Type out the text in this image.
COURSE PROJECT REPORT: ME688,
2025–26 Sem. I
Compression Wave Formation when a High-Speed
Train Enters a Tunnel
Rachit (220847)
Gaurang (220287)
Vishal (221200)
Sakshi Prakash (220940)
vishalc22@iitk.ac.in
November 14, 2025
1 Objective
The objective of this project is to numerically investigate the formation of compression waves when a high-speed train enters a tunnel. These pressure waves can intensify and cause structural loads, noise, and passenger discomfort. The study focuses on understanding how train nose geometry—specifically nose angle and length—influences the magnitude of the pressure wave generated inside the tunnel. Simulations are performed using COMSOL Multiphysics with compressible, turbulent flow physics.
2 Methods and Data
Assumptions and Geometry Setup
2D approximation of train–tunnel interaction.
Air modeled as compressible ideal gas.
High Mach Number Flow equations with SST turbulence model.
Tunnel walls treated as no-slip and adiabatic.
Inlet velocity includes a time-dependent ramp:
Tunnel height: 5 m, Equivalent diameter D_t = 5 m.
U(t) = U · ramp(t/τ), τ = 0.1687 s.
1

|---|

The request: Make an exact copy of the records.

The completed task:
Type out the text in this image.
COURSE PROJECT REPORT: ME688,
2025–26 Sem. I
Compression Wave Formation when a High-Speed
Train Enters a Tunnel
Rachit (220847)
Gaurang (220287)
Vishal (221200)
Sakshi Prakash (220940)
vishalc22@iitk.ac.in
November 14, 2025
1 Objective
The objective of this project is to numerically investigate the formation of compression waves when a high-speed train enters a tunnel. These pressure waves can intensify and cause structural loads, noise, and passenger discomfort. The study focuses on understanding how train nose geometry—specifically nose angle and length—influences the magnitude of the pressure wave generated inside the tunnel. Simulations are performed using COMSOL Multiphysics with compressible, turbulent flow physics.
2 Methods and Data
Assumptions and Geometry Setup
2D approximation of train–tunnel interaction.
Air modeled as compressible ideal gas.
High Mach Number Flow equations with SST turbulence model.
Tunnel walls treated as no-slip and adiabatic.
Inlet velocity includes a time-dependent ramp:
Tunnel height: 5 m, Equivalent diameter D_t = 5 m.
U(t) = U · ramp(t/τ), τ = 0.1687 s.
1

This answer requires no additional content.